(Task inputs):
(begin)
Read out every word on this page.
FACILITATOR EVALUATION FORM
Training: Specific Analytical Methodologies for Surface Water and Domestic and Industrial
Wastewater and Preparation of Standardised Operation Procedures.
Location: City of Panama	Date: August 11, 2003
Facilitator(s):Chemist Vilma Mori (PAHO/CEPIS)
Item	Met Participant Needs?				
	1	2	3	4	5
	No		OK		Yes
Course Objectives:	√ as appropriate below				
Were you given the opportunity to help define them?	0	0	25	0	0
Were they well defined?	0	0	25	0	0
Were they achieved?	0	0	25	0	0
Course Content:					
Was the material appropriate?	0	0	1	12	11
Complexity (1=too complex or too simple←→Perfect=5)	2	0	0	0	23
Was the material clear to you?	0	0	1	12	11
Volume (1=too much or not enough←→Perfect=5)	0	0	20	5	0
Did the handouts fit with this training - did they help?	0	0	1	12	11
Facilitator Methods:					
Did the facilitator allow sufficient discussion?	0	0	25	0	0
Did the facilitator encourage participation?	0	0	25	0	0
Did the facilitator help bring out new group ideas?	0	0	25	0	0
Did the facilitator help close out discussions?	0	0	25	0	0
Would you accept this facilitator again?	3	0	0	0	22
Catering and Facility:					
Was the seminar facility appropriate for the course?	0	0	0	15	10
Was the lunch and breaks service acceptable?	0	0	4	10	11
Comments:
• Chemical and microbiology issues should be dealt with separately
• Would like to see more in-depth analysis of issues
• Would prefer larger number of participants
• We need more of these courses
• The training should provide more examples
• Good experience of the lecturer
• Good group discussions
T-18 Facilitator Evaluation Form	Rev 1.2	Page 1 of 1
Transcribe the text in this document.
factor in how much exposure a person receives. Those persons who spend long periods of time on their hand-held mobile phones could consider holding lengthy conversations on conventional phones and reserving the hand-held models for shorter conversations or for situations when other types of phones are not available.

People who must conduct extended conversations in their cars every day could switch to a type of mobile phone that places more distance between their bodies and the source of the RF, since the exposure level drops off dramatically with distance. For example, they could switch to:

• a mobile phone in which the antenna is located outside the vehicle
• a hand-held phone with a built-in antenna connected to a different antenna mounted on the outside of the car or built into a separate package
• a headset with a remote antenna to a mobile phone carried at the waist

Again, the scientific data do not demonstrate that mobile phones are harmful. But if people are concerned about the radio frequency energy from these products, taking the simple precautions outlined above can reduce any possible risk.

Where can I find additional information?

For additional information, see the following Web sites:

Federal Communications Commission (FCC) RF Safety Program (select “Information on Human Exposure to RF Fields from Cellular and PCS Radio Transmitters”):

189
(end)
(The task): Starting at the line that contains "Transcribe the text in this document.", output each remaining line of the listing, the last line included, exactly as it appears.

(Task response):
Transcribe the text in this document.
factor in how much exposure a person receives. Those persons who spend long periods of time on their hand-held mobile phones could consider holding lengthy conversations on conventional phones and reserving the hand-held models for shorter conversations or for situations when other types of phones are not available.

People who must conduct extended conversations in their cars every day could switch to a type of mobile phone that places more distance between their bodies and the source of the RF, since the exposure level drops off dramatically with distance. For example, they could switch to:

• a mobile phone in which the antenna is located outside the vehicle
• a hand-held phone with a built-in antenna connected to a different antenna mounted on the outside of the car or built into a separate package
• a headset with a remote antenna to a mobile phone carried at the waist

Again, the scientific data do not demonstrate that mobile phones are harmful. But if people are concerned about the radio frequency energy from these products, taking the simple precautions outlined above can reduce any possible risk.

Where can I find additional information?

For additional information, see the following Web sites:

Federal Communications Commission (FCC) RF Safety Program (select “Information on Human Exposure to RF Fields from Cellular and PCS Radio Transmitters”):

189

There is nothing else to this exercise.